Look through the records below and collect all lines that hold the string "Here".

* * * *

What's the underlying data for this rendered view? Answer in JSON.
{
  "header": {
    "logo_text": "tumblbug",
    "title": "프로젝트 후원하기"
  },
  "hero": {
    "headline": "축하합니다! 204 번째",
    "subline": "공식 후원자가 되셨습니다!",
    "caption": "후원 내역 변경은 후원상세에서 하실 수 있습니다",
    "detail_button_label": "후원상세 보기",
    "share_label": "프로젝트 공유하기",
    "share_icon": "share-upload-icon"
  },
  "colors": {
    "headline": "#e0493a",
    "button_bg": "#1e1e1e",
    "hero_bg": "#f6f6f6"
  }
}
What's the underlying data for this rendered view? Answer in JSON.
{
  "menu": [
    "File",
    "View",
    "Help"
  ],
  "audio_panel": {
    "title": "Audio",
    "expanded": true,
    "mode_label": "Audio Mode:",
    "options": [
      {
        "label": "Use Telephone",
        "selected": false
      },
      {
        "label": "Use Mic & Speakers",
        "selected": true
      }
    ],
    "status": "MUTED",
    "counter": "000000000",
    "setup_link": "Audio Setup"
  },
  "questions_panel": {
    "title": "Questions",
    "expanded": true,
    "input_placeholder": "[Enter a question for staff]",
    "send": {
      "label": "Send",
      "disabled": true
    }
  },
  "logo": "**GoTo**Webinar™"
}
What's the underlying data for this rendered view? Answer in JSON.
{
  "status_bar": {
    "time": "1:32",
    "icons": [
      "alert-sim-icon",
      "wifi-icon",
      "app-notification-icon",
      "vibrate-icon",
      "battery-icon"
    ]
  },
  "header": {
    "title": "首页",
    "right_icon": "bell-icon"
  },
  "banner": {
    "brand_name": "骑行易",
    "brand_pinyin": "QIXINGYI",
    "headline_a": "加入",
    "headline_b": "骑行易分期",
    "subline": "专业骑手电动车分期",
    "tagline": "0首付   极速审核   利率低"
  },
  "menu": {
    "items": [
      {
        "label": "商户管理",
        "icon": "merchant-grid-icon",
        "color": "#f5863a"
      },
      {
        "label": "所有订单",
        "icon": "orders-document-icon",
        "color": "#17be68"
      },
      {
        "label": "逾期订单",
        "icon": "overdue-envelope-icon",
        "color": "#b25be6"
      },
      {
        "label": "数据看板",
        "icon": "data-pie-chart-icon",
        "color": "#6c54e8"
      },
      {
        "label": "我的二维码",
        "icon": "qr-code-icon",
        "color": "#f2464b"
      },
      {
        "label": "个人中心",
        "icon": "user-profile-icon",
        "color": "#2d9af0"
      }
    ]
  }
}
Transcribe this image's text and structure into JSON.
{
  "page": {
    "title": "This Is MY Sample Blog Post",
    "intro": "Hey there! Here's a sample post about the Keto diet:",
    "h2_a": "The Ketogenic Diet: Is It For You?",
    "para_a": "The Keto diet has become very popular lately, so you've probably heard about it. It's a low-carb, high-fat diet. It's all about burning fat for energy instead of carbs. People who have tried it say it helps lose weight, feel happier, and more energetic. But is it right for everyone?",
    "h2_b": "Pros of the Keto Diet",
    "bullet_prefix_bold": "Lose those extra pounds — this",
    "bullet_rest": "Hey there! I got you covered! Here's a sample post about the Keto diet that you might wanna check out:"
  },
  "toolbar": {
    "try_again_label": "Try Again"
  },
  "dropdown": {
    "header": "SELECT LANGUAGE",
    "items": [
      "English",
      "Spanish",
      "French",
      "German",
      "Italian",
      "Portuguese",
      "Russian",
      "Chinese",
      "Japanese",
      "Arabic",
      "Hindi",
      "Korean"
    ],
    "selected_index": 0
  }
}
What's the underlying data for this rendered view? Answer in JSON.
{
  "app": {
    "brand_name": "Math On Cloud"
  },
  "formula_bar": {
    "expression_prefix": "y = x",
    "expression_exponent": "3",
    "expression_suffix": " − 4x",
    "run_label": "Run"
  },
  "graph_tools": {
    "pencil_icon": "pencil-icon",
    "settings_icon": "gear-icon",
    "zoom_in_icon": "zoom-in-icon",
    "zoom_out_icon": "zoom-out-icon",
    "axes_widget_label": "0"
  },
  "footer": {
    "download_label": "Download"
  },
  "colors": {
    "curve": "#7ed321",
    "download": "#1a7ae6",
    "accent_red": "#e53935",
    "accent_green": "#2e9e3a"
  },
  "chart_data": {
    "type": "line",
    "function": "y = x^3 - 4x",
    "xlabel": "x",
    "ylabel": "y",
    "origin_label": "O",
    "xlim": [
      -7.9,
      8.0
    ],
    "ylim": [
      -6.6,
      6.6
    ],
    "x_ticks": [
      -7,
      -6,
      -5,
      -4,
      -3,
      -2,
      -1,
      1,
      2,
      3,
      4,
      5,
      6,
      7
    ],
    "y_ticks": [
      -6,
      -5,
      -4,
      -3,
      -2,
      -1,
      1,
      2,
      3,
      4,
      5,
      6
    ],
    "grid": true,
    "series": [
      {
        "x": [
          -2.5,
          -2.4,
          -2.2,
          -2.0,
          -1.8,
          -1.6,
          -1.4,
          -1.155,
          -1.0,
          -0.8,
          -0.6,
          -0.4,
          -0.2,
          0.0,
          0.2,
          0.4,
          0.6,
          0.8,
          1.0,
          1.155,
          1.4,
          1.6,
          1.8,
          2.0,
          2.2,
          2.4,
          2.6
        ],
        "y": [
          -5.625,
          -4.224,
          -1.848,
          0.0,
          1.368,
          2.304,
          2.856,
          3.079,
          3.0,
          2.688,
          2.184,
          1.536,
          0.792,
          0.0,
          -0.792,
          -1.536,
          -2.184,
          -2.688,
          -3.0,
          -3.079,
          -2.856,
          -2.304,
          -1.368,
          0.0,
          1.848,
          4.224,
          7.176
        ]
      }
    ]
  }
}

* * * *

→ **RESPONSE TO THE TASK**
    "intro": "Hey there! Here's a sample post about the Keto diet:",
    "bullet_rest": "Hey there! I got you covered! Here's a sample post about the Keto diet that you might wanna check out:"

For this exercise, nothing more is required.